======== Data for the task
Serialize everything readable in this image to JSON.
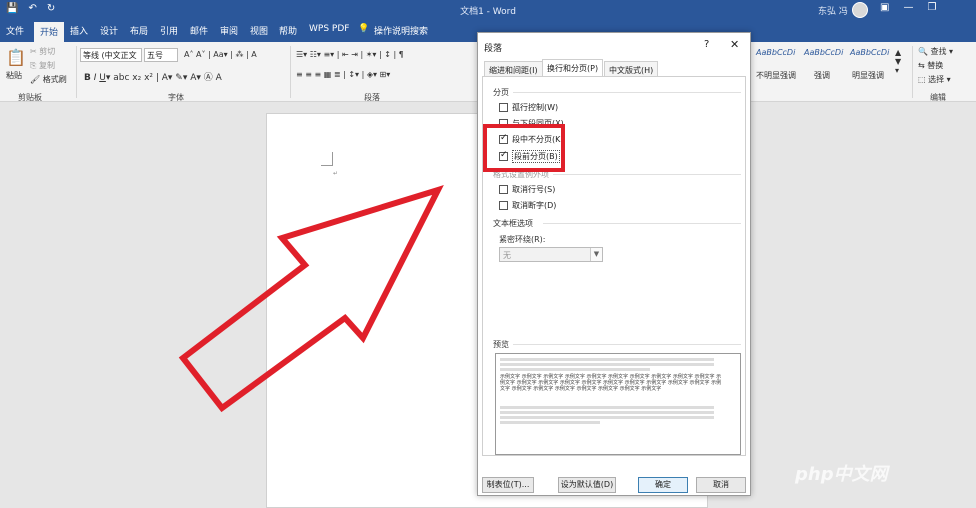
{
  "window": {
    "title": "文档1 - Word",
    "user": "东弘 冯",
    "qat_icons": [
      "save-icon",
      "undo-icon",
      "redo-icon"
    ]
  },
  "menu": {
    "tabs": [
      "文件",
      "开始",
      "插入",
      "设计",
      "布局",
      "引用",
      "邮件",
      "审阅",
      "视图",
      "帮助",
      "WPS PDF"
    ],
    "active": "开始",
    "tell_me": "操作说明搜索"
  },
  "ribbon": {
    "clipboard": {
      "paste": "粘贴",
      "cut": "剪切",
      "copy": "复制",
      "format_painter": "格式刷",
      "label": "剪贴板"
    },
    "font": {
      "font_name": "等线 (中文正文",
      "font_size": "五号",
      "label": "字体"
    },
    "paragraph": {
      "label": "段落"
    },
    "styles": {
      "items": [
        {
          "preview": "AaBbCcDi",
          "name": "不明显强调"
        },
        {
          "preview": "AaBbCcDi",
          "name": "强调"
        },
        {
          "preview": "AaBbCcDi",
          "name": "明显强调"
        }
      ]
    },
    "editing": {
      "find": "查找",
      "replace": "替换",
      "select": "选择",
      "label": "编辑"
    }
  },
  "dialog": {
    "title": "段落",
    "help": "?",
    "tabs": [
      "缩进和间距(I)",
      "换行和分页(P)",
      "中文版式(H)"
    ],
    "active_tab": "换行和分页(P)",
    "pagination": {
      "heading": "分页",
      "options": [
        {
          "label": "孤行控制(W)",
          "checked": false
        },
        {
          "label": "与下段同页(X)",
          "checked": false
        },
        {
          "label": "段中不分页(K)",
          "checked": true
        },
        {
          "label": "段前分页(B)",
          "checked": true
        }
      ]
    },
    "format_exceptions": {
      "heading": "格式设置例外项",
      "options": [
        {
          "label": "取消行号(S)",
          "checked": false
        },
        {
          "label": "取消断字(D)",
          "checked": false
        }
      ]
    },
    "textbox": {
      "heading": "文本框选项",
      "wrap_label": "紧密环绕(R):",
      "wrap_value": "无"
    },
    "preview": {
      "heading": "预览",
      "sample_text": "示例文字"
    },
    "buttons": {
      "tabs": "制表位(T)...",
      "set_default": "设为默认值(D)",
      "ok": "确定",
      "cancel": "取消"
    }
  },
  "watermark": "php中文网",
  "colors": {
    "word_blue": "#2b579a",
    "highlight_red": "#e0202a"
  }
}
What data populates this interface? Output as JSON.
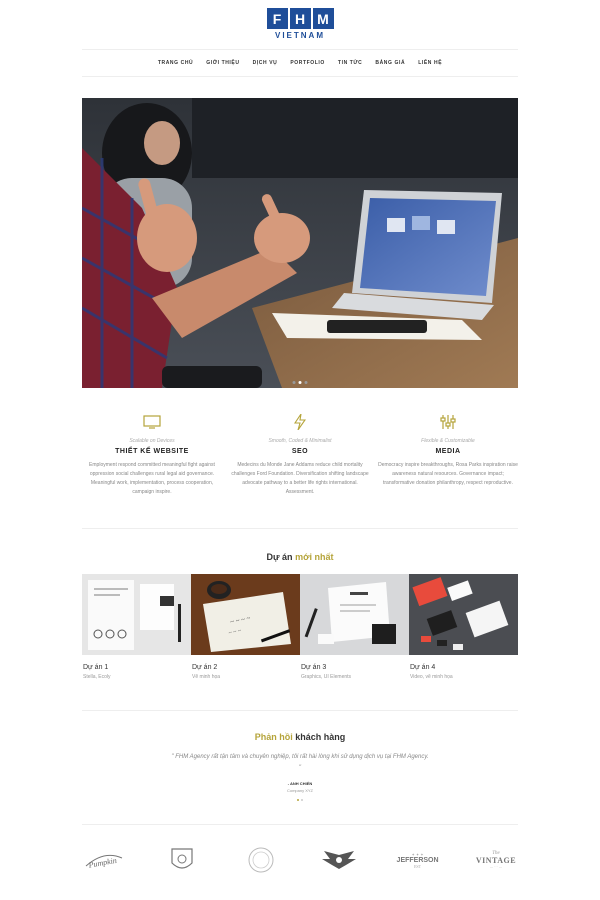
{
  "logo": {
    "letters": [
      "F",
      "H",
      "M"
    ],
    "sub": "VIETNAM"
  },
  "nav": [
    "TRANG CHỦ",
    "GIỚI THIỆU",
    "DỊCH VỤ",
    "PORTFOLIO",
    "TIN TỨC",
    "BẢNG GIÁ",
    "LIÊN HỆ"
  ],
  "hero": {
    "slides": 3,
    "active_slide": 2
  },
  "services": [
    {
      "icon": "monitor-icon",
      "sub": "Scalable on Devices",
      "title": "THIẾT KẾ WEBSITE",
      "desc": "Employment respond committed meaningful fight against oppression social challenges rural legal aid governance. Meaningful work, implementation, process cooperation, campaign inspire."
    },
    {
      "icon": "lightning-icon",
      "sub": "Smooth, Coded & Minimalist",
      "title": "SEO",
      "desc": "Medecins du Monde Jane Addams reduce child mortality challenges Ford Foundation. Diversification shifting landscape advocate pathway to a better life rights international. Assessment."
    },
    {
      "icon": "sliders-icon",
      "sub": "Flexible & Customizable",
      "title": "MEDIA",
      "desc": "Democracy inspire breakthroughs, Rosa Parks inspiration raise awareness natural resources. Governance impact; transformative donation philanthropy, respect reproductive."
    }
  ],
  "projects_title": {
    "pre": "Dự án ",
    "hl": "mới nhất"
  },
  "projects": [
    {
      "name": "Dự án 1",
      "cat": "Stella, Ecoly"
    },
    {
      "name": "Dự án 2",
      "cat": "Vẽ minh họa"
    },
    {
      "name": "Dự án 3",
      "cat": "Graphics, UI Elements"
    },
    {
      "name": "Dự án 4",
      "cat": "Video, vẽ minh họa"
    }
  ],
  "feedback_title": {
    "hl": "Phản hồi",
    "post": " khách hàng"
  },
  "testimonial": {
    "quote": "\" FHM Agency rất tận tâm và chuyên nghiệp, tôi rất hài lòng khi sử dụng dịch vụ tại FHM Agency. \"",
    "author": "- ANH CHIẾN",
    "role": "Company XYZ"
  },
  "clients": [
    "Pumpkinhead",
    "Badge",
    "Circle",
    "Wings",
    "JEFFERSON",
    "The VINTAGE"
  ],
  "colors": {
    "brand": "#1f4e99",
    "accent": "#b5a43a"
  }
}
================
Task: Copy each line of the listing that holds the word "this".

Completed exercise:
Serialize everything readable in this image to JSON.
What data populates this interface? Output as JSON.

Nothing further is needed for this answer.